[Stored records]
######

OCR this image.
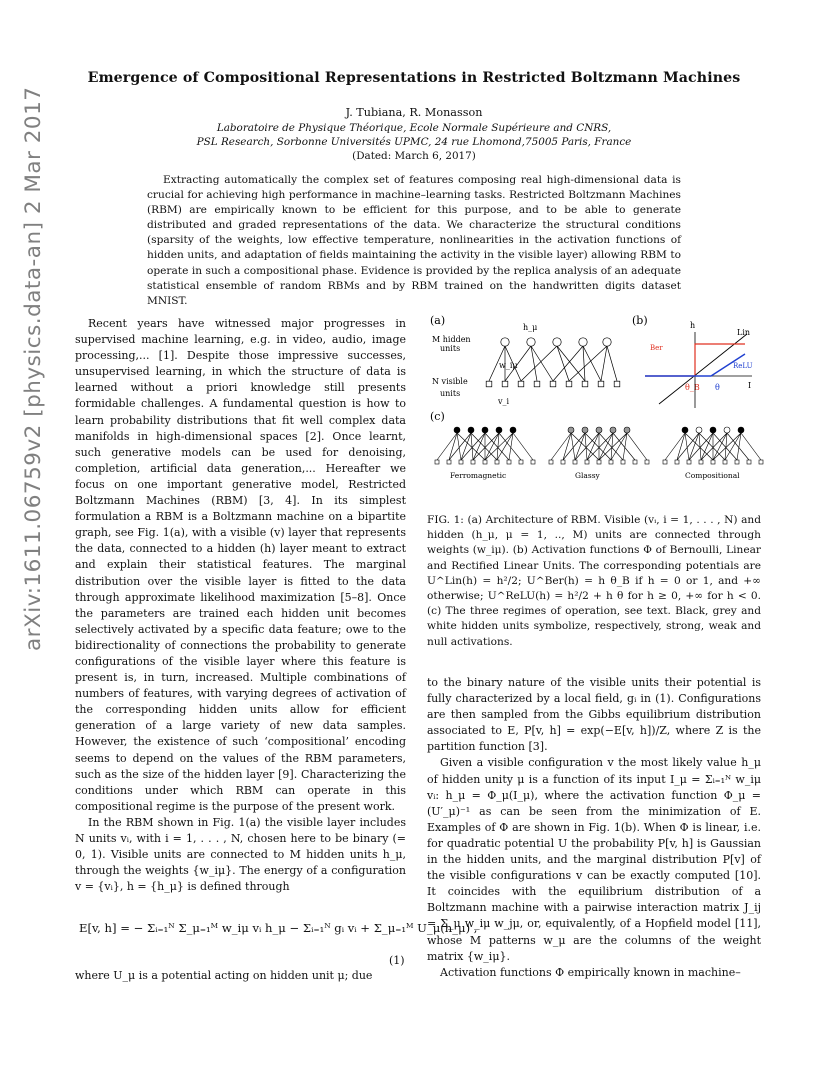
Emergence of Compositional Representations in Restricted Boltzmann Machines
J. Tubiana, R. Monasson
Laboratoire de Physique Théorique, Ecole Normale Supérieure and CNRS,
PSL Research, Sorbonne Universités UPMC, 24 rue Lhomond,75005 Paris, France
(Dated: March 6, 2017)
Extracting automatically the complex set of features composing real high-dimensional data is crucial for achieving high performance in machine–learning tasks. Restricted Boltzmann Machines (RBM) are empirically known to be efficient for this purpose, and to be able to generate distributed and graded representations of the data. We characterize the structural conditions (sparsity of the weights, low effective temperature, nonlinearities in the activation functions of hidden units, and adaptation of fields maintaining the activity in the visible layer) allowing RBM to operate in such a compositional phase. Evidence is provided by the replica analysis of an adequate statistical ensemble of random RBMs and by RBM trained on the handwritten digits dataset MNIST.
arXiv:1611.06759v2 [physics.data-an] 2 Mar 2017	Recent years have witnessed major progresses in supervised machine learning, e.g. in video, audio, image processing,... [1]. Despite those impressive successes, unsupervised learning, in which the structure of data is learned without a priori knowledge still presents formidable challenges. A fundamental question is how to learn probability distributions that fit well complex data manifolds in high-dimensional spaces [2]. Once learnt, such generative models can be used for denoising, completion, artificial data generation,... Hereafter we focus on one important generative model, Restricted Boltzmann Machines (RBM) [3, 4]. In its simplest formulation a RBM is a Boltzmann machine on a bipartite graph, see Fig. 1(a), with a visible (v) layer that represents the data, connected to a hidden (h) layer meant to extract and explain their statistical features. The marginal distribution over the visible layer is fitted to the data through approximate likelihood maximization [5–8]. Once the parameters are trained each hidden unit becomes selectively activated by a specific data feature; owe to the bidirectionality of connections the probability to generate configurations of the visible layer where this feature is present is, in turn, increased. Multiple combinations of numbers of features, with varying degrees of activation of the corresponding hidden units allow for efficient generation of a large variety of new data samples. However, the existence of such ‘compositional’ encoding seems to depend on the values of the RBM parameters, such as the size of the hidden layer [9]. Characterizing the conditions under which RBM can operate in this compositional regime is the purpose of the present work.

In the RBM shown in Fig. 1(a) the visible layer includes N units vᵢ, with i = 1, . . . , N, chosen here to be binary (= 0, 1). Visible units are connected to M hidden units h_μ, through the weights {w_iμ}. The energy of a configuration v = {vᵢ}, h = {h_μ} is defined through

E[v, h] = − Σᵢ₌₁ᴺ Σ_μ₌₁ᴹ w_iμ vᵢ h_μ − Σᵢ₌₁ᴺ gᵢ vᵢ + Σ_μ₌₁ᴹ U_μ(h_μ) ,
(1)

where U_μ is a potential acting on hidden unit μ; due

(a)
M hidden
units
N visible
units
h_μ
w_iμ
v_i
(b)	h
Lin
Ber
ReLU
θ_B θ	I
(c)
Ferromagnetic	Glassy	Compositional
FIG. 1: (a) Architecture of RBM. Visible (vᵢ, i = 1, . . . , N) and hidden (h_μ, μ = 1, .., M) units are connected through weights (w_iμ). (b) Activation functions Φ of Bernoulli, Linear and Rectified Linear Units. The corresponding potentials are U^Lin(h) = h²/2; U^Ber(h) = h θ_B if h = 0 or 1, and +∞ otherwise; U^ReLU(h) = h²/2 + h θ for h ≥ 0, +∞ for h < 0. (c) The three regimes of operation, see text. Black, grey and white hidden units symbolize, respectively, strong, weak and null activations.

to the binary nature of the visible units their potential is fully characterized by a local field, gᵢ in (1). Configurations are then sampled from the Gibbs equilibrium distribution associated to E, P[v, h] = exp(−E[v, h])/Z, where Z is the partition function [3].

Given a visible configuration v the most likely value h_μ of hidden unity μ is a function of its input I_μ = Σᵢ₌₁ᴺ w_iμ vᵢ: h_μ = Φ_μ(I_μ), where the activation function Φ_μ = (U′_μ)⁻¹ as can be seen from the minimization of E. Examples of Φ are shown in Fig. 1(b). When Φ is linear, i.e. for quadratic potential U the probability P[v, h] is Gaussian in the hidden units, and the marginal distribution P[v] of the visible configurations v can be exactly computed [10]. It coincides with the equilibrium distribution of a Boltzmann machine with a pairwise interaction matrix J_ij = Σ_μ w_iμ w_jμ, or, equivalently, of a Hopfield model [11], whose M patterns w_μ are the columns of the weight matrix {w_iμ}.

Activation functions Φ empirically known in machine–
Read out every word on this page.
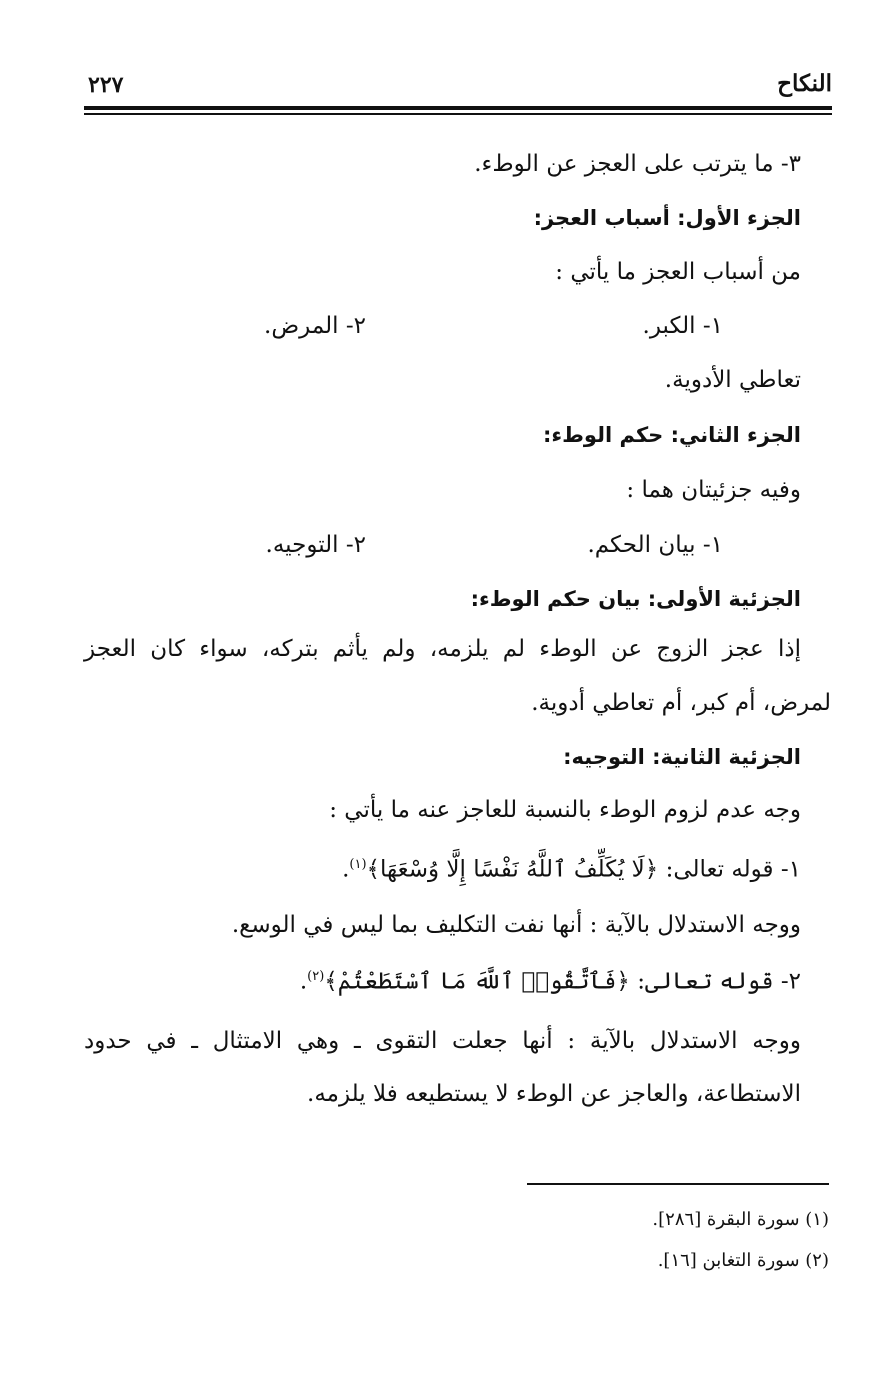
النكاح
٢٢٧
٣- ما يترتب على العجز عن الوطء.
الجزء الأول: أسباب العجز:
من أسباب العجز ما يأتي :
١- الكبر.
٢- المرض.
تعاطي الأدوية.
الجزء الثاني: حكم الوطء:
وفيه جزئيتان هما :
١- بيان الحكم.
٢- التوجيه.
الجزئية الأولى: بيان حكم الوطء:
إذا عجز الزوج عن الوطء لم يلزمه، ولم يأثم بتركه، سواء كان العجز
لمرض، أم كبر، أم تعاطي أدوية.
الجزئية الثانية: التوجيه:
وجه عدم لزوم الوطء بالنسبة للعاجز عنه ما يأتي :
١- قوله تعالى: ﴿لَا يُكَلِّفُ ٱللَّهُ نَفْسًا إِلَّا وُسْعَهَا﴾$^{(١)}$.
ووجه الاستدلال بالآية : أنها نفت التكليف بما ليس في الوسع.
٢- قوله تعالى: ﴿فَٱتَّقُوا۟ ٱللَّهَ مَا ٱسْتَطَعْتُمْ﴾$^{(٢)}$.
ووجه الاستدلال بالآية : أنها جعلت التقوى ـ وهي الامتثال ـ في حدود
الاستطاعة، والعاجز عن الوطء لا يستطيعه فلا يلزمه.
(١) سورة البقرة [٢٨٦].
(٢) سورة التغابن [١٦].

######

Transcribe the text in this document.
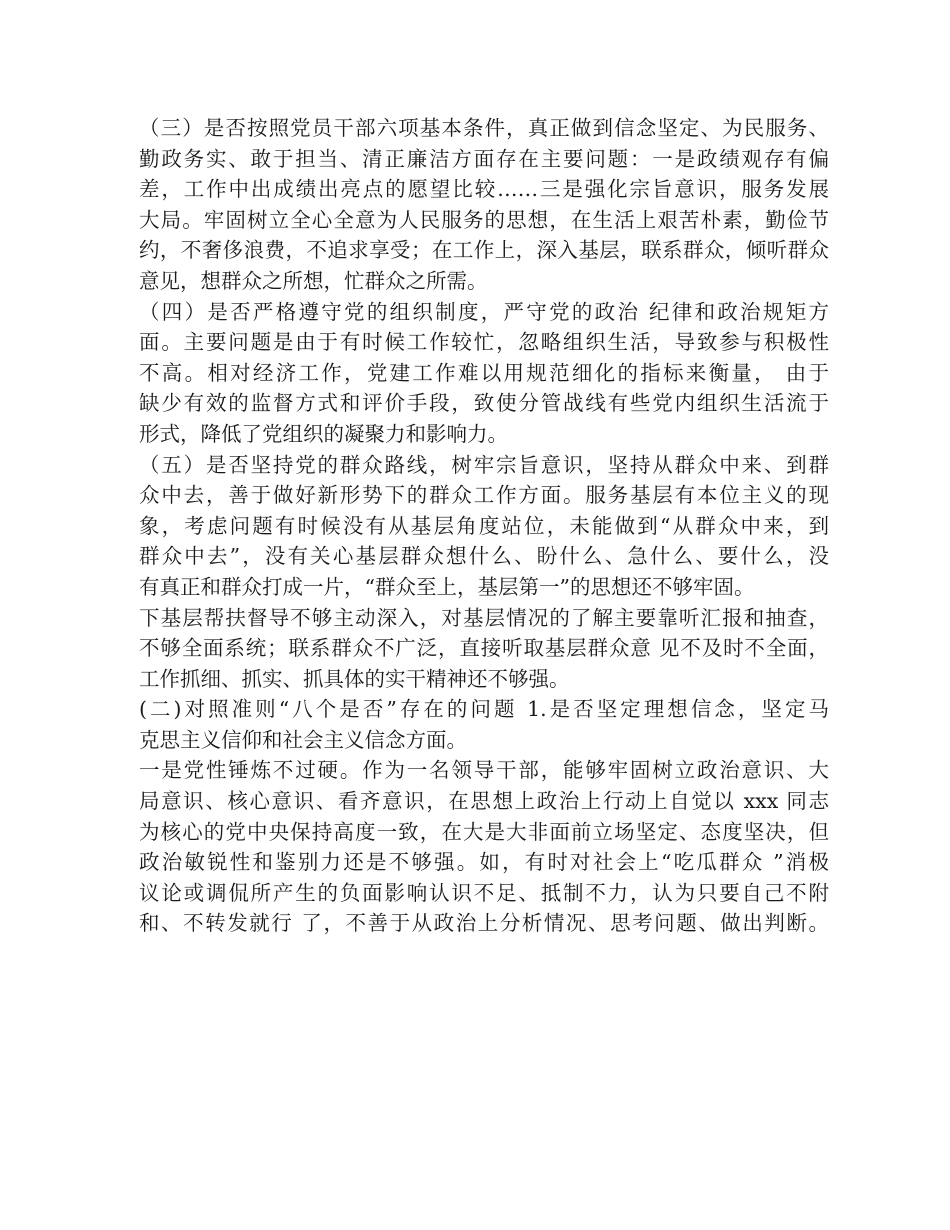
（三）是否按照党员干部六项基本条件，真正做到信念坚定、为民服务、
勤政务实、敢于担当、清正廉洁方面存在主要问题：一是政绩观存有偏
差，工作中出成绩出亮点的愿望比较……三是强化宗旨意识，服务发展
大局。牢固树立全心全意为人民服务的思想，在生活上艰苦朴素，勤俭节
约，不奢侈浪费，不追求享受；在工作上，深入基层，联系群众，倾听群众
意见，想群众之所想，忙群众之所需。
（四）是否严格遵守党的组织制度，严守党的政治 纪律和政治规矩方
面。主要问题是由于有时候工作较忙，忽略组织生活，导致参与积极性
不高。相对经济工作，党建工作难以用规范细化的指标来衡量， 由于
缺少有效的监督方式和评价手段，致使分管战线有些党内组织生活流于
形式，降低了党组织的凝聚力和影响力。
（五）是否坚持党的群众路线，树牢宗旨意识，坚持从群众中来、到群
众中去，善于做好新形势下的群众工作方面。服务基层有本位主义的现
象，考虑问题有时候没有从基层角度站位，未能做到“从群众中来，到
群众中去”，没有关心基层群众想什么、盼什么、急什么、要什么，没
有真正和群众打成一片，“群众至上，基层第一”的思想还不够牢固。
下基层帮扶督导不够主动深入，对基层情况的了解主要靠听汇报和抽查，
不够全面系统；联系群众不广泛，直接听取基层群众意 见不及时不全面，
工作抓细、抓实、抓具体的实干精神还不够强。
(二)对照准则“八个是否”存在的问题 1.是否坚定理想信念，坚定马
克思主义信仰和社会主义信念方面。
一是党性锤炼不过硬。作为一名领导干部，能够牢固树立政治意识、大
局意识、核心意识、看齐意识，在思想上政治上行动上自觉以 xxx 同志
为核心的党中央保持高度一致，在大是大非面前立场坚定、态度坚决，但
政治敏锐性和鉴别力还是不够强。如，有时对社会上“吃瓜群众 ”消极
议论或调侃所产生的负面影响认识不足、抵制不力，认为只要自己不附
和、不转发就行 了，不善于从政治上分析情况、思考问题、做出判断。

######

Check each line of the data above for the word "ووجه", then state how many lines have it. Give the number alone.

(Exercise solution):
2